[BEGIN]

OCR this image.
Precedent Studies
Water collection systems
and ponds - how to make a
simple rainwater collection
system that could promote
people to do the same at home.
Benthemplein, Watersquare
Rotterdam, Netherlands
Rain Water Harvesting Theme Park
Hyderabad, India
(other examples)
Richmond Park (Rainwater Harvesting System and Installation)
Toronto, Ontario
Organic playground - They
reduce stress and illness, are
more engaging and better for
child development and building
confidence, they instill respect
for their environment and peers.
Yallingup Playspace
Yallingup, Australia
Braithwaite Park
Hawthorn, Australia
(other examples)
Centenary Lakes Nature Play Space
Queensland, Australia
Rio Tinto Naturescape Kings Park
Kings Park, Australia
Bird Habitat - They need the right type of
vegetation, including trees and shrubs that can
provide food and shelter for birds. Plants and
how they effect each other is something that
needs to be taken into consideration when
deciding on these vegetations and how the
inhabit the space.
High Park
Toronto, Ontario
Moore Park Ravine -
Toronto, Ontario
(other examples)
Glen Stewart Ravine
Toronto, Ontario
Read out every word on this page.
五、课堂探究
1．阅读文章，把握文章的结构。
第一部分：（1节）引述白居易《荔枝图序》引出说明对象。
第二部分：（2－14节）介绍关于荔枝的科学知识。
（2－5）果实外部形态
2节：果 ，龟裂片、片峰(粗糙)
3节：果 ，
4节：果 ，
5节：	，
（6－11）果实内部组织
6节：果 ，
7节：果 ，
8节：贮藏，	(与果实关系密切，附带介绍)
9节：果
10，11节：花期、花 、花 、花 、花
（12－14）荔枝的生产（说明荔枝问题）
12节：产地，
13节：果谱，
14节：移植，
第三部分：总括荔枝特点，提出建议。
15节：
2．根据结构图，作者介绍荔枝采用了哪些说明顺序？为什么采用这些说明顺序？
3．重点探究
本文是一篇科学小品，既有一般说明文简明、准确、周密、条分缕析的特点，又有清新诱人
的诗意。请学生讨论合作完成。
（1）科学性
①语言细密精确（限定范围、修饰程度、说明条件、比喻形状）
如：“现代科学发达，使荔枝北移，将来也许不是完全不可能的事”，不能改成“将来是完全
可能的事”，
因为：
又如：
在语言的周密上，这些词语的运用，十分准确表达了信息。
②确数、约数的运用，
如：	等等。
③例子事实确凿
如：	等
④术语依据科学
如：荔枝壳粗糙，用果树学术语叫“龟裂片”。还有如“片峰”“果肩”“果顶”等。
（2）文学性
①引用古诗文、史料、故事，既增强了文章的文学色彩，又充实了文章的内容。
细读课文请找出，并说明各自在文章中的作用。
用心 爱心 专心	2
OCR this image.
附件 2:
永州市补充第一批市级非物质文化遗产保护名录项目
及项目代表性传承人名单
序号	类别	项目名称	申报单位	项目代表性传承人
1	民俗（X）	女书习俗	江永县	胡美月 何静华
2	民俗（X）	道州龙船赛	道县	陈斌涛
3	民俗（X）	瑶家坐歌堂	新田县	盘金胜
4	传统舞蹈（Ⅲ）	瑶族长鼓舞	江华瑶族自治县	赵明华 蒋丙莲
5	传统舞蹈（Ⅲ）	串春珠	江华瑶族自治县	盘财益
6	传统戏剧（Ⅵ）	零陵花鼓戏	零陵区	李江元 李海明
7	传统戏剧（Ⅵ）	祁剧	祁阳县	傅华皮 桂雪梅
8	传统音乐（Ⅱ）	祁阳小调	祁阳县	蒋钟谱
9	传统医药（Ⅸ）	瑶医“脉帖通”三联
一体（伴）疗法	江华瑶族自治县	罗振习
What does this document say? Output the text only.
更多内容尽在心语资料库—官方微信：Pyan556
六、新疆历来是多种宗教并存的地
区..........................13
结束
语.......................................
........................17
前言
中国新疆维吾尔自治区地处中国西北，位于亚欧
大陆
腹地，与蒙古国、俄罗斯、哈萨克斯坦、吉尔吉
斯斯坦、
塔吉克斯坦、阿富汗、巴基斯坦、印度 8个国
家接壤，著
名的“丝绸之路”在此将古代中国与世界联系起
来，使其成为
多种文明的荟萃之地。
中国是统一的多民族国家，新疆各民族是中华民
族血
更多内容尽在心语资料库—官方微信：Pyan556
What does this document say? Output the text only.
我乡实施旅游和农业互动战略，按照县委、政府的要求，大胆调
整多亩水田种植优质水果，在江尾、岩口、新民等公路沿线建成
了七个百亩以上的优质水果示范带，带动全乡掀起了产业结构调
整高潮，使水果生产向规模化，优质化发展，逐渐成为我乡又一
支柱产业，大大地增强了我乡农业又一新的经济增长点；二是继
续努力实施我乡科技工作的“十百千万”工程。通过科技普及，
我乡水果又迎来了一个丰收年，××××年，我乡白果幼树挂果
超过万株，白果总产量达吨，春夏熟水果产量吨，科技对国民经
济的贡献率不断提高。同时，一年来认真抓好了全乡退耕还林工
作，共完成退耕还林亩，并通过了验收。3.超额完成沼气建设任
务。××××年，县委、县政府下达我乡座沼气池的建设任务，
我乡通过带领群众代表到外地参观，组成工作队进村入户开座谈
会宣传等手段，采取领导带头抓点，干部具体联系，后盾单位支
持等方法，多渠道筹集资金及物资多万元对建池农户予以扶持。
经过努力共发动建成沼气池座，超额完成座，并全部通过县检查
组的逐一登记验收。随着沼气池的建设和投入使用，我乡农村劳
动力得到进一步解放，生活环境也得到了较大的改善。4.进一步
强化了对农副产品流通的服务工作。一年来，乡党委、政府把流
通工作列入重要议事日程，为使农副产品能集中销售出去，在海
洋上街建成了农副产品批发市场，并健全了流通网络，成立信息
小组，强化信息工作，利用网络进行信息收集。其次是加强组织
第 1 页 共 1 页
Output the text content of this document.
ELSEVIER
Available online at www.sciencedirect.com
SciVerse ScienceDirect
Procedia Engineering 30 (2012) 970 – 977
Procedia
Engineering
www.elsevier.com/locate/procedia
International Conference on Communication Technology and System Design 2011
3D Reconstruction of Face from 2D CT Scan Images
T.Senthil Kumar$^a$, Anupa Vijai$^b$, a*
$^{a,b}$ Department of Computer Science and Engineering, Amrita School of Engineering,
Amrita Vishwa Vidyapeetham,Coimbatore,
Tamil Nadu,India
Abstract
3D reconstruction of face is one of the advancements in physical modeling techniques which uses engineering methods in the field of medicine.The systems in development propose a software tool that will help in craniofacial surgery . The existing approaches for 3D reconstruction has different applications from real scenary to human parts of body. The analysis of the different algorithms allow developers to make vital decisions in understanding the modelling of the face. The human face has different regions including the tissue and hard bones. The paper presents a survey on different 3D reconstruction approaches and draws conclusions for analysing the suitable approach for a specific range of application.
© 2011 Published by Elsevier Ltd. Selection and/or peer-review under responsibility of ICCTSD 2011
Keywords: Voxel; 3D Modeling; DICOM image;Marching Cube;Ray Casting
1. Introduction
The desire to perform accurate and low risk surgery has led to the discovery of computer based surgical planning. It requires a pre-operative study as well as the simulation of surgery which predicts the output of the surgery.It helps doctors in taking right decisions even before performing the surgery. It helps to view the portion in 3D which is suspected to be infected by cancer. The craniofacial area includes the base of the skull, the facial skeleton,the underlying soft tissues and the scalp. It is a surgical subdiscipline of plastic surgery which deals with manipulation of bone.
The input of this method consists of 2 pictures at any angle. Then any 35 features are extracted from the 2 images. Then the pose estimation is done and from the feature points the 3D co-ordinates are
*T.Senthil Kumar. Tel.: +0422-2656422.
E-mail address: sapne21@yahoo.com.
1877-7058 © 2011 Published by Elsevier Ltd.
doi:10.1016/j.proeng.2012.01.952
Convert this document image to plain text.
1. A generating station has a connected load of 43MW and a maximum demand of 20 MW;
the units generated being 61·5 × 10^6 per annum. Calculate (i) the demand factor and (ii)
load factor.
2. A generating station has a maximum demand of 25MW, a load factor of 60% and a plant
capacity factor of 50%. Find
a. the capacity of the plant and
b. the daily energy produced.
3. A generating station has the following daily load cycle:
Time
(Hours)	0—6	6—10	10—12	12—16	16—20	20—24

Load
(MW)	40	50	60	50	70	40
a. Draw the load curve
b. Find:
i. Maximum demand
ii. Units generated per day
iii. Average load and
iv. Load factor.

[END]

What to work on: Which lines contain "systems"? Copy each of them out.

Response:
Water collection systems
3D reconstruction of face is one of the advancements in physical modeling techniques which uses engineering methods in the field of medicine.The systems in development propose a software tool that will help in craniofacial surgery . The existing approaches for 3D reconstruction has different applications from real scenary to human parts of body. The analysis of the different algorithms allow developers to make vital decisions in understanding the modelling of the face. The human face has different regions including the tissue and hard bones. The paper presents a survey on different 3D reconstruction approaches and draws conclusions for analysing the suitable approach for a specific range of application.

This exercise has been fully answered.